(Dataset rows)
▬▬▬▬▬▬▬▬▬▬

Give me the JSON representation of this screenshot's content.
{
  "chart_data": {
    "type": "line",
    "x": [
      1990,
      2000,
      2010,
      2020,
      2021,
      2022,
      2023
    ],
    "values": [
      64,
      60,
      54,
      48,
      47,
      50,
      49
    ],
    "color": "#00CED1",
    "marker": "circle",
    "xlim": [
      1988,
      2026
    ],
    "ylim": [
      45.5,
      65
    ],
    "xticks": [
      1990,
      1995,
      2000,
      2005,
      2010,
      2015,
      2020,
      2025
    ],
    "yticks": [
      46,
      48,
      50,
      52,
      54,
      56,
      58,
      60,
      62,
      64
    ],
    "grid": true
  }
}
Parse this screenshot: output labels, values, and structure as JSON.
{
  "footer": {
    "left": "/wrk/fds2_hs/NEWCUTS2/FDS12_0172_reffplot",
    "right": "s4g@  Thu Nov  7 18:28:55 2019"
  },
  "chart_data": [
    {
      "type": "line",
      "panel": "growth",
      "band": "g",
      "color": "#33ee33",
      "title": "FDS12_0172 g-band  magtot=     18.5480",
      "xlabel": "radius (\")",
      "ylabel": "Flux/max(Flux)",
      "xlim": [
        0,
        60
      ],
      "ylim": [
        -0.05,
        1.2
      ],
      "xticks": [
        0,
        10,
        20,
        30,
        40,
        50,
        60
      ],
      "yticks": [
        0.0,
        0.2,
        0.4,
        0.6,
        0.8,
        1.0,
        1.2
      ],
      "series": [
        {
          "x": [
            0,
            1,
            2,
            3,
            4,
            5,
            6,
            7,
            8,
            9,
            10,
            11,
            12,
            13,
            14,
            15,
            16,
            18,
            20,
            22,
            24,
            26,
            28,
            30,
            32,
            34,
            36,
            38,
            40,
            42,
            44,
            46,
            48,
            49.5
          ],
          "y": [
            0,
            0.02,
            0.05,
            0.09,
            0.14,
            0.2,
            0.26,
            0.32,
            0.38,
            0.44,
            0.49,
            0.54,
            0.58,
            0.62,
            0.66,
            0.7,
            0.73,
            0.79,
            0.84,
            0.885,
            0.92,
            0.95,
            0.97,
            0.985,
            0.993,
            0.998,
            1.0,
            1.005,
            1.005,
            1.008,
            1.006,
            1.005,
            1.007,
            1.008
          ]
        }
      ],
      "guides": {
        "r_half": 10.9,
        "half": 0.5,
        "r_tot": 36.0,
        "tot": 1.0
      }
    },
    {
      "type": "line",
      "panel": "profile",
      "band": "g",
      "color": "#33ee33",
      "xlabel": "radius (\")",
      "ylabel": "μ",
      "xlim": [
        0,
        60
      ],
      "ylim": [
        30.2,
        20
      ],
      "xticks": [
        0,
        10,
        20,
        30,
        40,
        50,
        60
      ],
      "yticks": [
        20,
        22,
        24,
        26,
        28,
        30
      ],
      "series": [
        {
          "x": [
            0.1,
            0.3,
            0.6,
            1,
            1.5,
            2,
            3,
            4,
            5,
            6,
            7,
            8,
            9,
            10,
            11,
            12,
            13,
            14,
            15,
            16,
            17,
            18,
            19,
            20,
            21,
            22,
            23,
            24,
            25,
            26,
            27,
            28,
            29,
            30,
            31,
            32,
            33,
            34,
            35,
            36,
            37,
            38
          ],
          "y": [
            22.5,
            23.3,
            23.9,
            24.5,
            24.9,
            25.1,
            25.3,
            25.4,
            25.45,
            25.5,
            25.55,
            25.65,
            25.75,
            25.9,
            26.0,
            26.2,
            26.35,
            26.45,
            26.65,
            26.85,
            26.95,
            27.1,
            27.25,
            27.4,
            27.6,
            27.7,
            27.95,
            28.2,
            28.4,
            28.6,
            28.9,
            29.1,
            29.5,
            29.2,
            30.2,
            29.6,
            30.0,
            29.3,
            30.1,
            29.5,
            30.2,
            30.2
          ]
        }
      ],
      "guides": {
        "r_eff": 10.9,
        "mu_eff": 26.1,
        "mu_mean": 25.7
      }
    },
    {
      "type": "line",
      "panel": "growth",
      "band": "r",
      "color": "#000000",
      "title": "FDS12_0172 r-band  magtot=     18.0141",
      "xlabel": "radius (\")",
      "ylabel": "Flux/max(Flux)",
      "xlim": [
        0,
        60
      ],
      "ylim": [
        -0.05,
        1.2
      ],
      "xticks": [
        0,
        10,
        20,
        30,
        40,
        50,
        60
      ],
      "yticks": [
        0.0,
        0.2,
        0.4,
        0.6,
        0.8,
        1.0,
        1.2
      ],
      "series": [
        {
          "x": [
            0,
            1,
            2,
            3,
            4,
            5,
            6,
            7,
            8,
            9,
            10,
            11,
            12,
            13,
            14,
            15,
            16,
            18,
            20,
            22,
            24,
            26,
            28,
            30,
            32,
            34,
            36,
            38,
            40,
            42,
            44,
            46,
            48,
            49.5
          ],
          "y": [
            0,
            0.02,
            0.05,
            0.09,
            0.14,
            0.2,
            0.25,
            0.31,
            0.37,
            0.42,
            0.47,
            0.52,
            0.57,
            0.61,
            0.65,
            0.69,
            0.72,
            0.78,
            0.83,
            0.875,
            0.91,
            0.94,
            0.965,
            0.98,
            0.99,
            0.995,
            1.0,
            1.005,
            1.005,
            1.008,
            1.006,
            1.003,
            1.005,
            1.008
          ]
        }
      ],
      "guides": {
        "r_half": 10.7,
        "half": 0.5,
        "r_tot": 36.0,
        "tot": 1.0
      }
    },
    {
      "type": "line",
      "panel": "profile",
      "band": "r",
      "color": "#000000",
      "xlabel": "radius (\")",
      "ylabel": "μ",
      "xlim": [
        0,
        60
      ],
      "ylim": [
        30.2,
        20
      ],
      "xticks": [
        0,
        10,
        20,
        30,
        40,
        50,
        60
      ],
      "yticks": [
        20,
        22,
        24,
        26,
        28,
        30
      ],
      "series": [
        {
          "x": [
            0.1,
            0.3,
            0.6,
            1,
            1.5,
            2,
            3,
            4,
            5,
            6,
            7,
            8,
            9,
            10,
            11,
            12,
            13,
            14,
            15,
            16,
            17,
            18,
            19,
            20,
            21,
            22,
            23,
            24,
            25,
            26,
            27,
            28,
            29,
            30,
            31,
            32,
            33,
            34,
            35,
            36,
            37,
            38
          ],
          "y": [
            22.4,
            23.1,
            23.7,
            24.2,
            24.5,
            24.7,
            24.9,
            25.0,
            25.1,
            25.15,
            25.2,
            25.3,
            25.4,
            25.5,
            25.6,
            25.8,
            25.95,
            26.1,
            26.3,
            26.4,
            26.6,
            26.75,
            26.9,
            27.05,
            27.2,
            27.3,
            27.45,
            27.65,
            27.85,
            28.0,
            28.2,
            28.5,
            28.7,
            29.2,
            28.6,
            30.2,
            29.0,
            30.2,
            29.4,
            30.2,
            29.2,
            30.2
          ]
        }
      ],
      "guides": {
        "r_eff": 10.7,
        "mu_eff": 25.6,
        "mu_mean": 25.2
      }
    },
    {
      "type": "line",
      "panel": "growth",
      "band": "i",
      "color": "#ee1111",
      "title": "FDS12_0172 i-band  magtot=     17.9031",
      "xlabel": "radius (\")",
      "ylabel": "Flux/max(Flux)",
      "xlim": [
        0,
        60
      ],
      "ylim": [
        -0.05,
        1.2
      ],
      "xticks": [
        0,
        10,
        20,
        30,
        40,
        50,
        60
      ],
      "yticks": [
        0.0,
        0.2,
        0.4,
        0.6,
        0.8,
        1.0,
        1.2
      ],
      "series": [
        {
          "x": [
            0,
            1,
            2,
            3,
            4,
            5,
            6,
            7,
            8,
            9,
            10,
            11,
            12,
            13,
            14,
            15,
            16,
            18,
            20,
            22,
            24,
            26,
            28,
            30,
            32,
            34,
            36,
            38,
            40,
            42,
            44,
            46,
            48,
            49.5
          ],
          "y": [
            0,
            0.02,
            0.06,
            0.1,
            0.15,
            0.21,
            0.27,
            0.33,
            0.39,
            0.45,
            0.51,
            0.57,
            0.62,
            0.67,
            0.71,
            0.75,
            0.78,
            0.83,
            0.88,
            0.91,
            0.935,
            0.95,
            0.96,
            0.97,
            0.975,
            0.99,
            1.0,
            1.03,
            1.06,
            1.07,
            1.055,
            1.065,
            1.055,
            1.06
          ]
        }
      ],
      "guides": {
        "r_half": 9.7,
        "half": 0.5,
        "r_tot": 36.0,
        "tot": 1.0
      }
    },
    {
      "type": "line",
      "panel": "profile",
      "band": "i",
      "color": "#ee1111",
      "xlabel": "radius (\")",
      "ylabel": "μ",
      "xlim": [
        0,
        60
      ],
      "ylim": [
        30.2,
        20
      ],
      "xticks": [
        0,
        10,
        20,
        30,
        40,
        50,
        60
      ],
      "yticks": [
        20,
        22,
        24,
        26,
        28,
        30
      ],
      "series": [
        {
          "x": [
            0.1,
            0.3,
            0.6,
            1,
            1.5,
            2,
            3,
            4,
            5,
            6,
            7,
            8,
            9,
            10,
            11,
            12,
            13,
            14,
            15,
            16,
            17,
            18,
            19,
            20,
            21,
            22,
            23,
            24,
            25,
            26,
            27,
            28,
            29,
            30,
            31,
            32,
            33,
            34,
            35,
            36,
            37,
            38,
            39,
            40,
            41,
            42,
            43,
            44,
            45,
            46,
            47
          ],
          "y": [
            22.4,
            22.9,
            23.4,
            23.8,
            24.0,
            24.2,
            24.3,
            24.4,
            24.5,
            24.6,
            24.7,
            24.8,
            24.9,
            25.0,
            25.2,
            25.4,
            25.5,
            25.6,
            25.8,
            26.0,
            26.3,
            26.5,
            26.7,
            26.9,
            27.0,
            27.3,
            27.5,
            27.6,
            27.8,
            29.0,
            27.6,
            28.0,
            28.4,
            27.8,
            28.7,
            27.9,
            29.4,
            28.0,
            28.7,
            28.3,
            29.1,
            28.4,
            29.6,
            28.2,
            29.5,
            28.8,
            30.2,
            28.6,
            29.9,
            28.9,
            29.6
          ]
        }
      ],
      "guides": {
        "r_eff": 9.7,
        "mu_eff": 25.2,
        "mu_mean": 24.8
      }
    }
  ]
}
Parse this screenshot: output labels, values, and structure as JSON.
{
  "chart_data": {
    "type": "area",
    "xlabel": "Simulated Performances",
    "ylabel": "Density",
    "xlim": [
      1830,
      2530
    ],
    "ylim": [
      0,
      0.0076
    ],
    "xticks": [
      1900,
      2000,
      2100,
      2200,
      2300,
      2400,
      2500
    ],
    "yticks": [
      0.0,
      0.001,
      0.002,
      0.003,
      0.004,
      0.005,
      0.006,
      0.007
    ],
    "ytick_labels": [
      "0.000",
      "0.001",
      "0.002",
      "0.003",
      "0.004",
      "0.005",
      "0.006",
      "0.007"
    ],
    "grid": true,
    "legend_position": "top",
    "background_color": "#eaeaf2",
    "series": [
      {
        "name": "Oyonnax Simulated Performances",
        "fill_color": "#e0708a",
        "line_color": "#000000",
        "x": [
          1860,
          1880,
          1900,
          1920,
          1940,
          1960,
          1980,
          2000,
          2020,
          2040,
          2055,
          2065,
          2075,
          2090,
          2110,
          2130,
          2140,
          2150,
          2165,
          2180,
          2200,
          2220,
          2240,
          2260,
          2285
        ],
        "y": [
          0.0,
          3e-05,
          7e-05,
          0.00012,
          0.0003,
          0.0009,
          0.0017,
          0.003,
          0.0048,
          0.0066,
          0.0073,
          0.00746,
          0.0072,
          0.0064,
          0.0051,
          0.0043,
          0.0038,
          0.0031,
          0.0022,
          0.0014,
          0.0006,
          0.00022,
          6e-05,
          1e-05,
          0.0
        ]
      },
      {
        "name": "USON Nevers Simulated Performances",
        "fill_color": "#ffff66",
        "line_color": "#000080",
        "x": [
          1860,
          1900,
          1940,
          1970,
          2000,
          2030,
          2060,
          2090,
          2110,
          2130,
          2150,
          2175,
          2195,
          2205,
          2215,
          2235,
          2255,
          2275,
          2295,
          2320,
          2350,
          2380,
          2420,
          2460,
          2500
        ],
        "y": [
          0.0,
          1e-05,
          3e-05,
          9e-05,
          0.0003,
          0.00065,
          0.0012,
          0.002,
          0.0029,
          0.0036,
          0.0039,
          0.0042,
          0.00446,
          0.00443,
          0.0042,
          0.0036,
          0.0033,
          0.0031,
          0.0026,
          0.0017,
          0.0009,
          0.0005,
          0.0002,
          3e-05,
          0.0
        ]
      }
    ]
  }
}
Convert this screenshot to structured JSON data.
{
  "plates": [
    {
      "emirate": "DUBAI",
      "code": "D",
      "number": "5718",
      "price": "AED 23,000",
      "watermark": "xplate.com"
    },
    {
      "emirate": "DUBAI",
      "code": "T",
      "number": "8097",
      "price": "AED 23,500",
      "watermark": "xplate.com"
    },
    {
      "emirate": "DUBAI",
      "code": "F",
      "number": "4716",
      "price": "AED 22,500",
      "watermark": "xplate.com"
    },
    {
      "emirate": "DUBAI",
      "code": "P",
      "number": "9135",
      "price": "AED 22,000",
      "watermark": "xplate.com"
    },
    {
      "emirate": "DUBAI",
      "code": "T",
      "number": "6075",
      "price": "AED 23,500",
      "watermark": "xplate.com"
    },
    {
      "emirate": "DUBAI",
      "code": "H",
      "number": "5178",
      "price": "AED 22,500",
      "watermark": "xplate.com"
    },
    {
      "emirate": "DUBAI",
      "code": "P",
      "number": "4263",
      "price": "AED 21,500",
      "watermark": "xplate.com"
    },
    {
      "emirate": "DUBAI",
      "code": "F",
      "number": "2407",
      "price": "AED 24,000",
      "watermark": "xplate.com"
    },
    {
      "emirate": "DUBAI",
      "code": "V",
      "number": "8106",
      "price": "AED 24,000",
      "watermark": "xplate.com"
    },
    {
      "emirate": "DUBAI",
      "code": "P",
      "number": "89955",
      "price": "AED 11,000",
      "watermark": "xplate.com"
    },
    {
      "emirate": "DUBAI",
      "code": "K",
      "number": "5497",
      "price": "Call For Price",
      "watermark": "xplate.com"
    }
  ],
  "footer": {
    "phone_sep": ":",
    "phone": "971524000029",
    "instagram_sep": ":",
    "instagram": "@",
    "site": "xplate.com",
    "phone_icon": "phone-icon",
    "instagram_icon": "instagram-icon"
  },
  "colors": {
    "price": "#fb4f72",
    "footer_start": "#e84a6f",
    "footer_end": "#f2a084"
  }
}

▬▬▬▬▬▬▬▬▬▬

What you need to do: Scan the listing above and copy all lines containing the word "Simulated".

Solution to the exercise:
    "xlabel": "Simulated Performances",
        "name": "Oyonnax Simulated Performances",
        "name": "USON Nevers Simulated Performances",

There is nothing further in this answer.